Short problem. Extract every line of the data below verbatim, without changing anything.

Spatial annotation data.
::::
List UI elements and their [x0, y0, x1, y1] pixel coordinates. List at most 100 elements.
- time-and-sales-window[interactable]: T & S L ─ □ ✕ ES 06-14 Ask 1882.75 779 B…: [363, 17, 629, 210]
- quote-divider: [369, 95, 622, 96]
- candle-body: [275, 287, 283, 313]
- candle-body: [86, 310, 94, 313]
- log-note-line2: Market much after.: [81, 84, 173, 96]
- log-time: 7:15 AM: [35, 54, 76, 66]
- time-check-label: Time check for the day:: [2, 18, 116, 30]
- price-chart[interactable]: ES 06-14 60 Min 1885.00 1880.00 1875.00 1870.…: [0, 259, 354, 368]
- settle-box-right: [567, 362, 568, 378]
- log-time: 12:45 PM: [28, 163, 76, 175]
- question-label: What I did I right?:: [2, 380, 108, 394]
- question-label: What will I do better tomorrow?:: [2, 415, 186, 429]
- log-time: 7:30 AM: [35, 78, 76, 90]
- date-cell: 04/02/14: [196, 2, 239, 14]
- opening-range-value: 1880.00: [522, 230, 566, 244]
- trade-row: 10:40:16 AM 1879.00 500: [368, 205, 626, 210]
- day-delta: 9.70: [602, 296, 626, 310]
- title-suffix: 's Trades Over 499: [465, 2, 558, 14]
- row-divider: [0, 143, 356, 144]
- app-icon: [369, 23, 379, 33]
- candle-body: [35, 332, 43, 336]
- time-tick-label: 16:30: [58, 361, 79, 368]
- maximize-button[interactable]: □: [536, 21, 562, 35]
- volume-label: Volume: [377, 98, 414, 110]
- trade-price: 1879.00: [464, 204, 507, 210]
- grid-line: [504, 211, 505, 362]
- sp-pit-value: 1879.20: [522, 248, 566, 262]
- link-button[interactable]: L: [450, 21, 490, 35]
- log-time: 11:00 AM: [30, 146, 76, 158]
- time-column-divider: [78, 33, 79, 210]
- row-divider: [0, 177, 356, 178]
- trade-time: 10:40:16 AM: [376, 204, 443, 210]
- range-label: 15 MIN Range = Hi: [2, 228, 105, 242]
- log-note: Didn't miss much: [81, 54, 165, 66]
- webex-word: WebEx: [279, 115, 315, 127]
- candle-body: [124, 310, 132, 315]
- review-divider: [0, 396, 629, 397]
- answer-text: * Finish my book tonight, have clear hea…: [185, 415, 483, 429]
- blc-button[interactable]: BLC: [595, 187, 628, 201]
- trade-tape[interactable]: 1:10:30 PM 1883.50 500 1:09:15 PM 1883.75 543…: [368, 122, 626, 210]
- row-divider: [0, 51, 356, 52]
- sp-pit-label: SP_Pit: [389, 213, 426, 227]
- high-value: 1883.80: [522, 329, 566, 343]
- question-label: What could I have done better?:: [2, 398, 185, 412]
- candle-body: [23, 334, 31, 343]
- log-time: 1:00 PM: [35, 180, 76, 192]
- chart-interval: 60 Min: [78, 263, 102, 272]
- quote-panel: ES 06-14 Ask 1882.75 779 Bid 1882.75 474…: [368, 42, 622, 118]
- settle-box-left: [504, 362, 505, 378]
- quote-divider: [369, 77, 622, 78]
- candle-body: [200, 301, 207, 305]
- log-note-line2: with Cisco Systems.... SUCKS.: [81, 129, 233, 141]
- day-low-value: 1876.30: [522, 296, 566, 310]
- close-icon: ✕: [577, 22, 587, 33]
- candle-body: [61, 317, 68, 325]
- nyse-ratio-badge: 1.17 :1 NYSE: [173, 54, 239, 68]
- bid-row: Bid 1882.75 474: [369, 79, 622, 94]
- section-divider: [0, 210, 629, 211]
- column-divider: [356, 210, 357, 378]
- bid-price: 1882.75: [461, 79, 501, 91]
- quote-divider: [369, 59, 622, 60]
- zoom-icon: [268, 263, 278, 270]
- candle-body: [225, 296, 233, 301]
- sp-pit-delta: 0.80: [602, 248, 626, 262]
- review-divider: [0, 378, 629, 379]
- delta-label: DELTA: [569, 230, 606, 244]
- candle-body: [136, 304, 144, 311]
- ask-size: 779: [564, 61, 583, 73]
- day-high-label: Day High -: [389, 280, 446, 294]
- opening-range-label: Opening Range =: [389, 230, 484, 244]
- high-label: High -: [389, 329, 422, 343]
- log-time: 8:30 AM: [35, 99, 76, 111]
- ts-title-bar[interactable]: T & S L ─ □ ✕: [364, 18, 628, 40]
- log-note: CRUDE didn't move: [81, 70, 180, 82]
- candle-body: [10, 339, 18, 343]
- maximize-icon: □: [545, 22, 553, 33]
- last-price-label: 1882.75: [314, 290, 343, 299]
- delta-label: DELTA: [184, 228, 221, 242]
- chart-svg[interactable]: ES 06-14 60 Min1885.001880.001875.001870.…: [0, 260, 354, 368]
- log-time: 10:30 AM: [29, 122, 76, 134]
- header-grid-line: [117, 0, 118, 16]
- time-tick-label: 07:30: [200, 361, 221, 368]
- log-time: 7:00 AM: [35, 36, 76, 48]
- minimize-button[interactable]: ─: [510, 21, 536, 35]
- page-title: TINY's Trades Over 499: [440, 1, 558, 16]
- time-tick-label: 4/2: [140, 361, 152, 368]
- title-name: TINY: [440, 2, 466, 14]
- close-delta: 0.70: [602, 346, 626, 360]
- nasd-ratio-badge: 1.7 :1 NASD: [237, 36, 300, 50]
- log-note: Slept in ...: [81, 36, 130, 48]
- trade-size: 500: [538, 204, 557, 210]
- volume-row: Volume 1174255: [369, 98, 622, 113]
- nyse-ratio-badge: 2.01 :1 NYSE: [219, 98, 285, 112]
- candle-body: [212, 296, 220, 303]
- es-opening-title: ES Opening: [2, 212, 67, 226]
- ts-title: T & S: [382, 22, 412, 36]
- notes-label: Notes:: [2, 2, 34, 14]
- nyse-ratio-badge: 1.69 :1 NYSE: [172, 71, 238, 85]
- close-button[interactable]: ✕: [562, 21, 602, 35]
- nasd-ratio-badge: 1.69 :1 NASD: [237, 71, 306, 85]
::::
Solution.
List UI elements and their [x0, y0, x1, y1] pixel coordinates. List at most 100 elements.
- time-and-sales-window[interactable]: T & S L ─ □ ✕ ES 06-14 Ask 1882.75 779 B…: [363, 17, 629, 210]
- quote-divider: [369, 95, 622, 96]
- candle-body: [275, 287, 283, 313]
- candle-body: [86, 310, 94, 313]
- log-note-line2: Market much after.: [81, 84, 173, 96]
- log-time: 7:15 AM: [35, 54, 76, 66]
- time-check-label: Time check for the day:: [2, 18, 116, 30]
- price-chart[interactable]: ES 06-14 60 Min 1885.00 1880.00 1875.00 1870.…: [0, 259, 354, 368]
- settle-box-right: [567, 362, 568, 378]
- log-time: 12:45 PM: [28, 163, 76, 175]
- question-label: What I did I right?:: [2, 380, 108, 394]
- question-label: What will I do better tomorrow?:: [2, 415, 186, 429]
- log-time: 7:30 AM: [35, 78, 76, 90]
- date-cell: 04/02/14: [196, 2, 239, 14]
- opening-range-value: 1880.00: [522, 230, 566, 244]
- trade-row: 10:40:16 AM 1879.00 500: [368, 205, 626, 210]
- day-delta: 9.70: [602, 296, 626, 310]
- title-suffix: 's Trades Over 499: [465, 2, 558, 14]
- row-divider: [0, 143, 356, 144]
- app-icon: [369, 23, 379, 33]
- candle-body: [35, 332, 43, 336]
- time-tick-label: 16:30: [58, 361, 79, 368]
- maximize-button[interactable]: □: [536, 21, 562, 35]
- volume-label: Volume: [377, 98, 414, 110]
- trade-price: 1879.00: [464, 204, 507, 210]
- grid-line: [504, 211, 505, 362]
- sp-pit-value: 1879.20: [522, 248, 566, 262]
- link-button[interactable]: L: [450, 21, 490, 35]
- log-time: 11:00 AM: [30, 146, 76, 158]
- time-column-divider: [78, 33, 79, 210]
- row-divider: [0, 177, 356, 178]
- trade-time: 10:40:16 AM: [376, 204, 443, 210]
- range-label: 15 MIN Range = Hi: [2, 228, 105, 242]
- log-note: Didn't miss much: [81, 54, 165, 66]
- webex-word: WebEx: [279, 115, 315, 127]
- candle-body: [124, 310, 132, 315]
- review-divider: [0, 396, 629, 397]
- answer-text: * Finish my book tonight, have clear hea…: [185, 415, 483, 429]
- blc-button[interactable]: BLC: [595, 187, 628, 201]
- trade-tape[interactable]: 1:10:30 PM 1883.50 500 1:09:15 PM 1883.75 543…: [368, 122, 626, 210]
- row-divider: [0, 51, 356, 52]
- sp-pit-label: SP_Pit: [389, 213, 426, 227]
- high-value: 1883.80: [522, 329, 566, 343]
- question-label: What could I have done better?:: [2, 398, 185, 412]
- candle-body: [23, 334, 31, 343]
- log-time: 1:00 PM: [35, 180, 76, 192]
- chart-interval: 60 Min: [78, 263, 102, 272]
- quote-panel: ES 06-14 Ask 1882.75 779 Bid 1882.75 474…: [368, 42, 622, 118]
- settle-box-left: [504, 362, 505, 378]
- quote-divider: [369, 77, 622, 78]
- candle-body: [200, 301, 207, 305]
- log-note-line2: with Cisco Systems.... SUCKS.: [81, 129, 233, 141]
- day-low-value: 1876.30: [522, 296, 566, 310]
- close-icon: ✕: [577, 22, 587, 33]
- candle-body: [61, 317, 68, 325]
- nyse-ratio-badge: 1.17 :1 NYSE: [173, 54, 239, 68]
- bid-row: Bid 1882.75 474: [369, 79, 622, 94]
- section-divider: [0, 210, 629, 211]
- column-divider: [356, 210, 357, 378]
- bid-price: 1882.75: [461, 79, 501, 91]
- quote-divider: [369, 59, 622, 60]
- zoom-icon: [268, 263, 278, 270]
- candle-body: [225, 296, 233, 301]
- sp-pit-delta: 0.80: [602, 248, 626, 262]
- review-divider: [0, 378, 629, 379]
- delta-label: DELTA: [569, 230, 606, 244]
- candle-body: [136, 304, 144, 311]
- ask-size: 779: [564, 61, 583, 73]
- day-high-label: Day High -: [389, 280, 446, 294]
- opening-range-label: Opening Range =: [389, 230, 484, 244]
- high-label: High -: [389, 329, 422, 343]
- log-time: 8:30 AM: [35, 99, 76, 111]
- ts-title-bar[interactable]: T & S L ─ □ ✕: [364, 18, 628, 40]
- log-note: CRUDE didn't move: [81, 70, 180, 82]
- candle-body: [10, 339, 18, 343]
- maximize-icon: □: [545, 22, 553, 33]
- last-price-label: 1882.75: [314, 290, 343, 299]
- delta-label: DELTA: [184, 228, 221, 242]
- chart-svg[interactable]: ES 06-14 60 Min1885.001880.001875.001870.…: [0, 260, 354, 368]
- log-time: 10:30 AM: [29, 122, 76, 134]
- header-grid-line: [117, 0, 118, 16]
- time-tick-label: 07:30: [200, 361, 221, 368]
- log-time: 7:00 AM: [35, 36, 76, 48]
- minimize-button[interactable]: ─: [510, 21, 536, 35]
- page-title: TINY's Trades Over 499: [440, 1, 558, 16]
- time-tick-label: 4/2: [140, 361, 152, 368]
- title-name: TINY: [440, 2, 466, 14]
- close-delta: 0.70: [602, 346, 626, 360]
- nasd-ratio-badge: 1.7 :1 NASD: [237, 36, 300, 50]
- log-note: Slept in ...: [81, 36, 130, 48]
- trade-size: 500: [538, 204, 557, 210]
- volume-row: Volume 1174255: [369, 98, 622, 113]
- nyse-ratio-badge: 2.01 :1 NYSE: [219, 98, 285, 112]
- candle-body: [212, 296, 220, 303]
- es-opening-title: ES Opening: [2, 212, 67, 226]
- ts-title: T & S: [382, 22, 412, 36]
- notes-label: Notes:: [2, 2, 34, 14]
- nyse-ratio-badge: 1.69 :1 NYSE: [172, 71, 238, 85]
- close-button[interactable]: ✕: [562, 21, 602, 35]
- nasd-ratio-badge: 1.69 :1 NASD: [237, 71, 306, 85]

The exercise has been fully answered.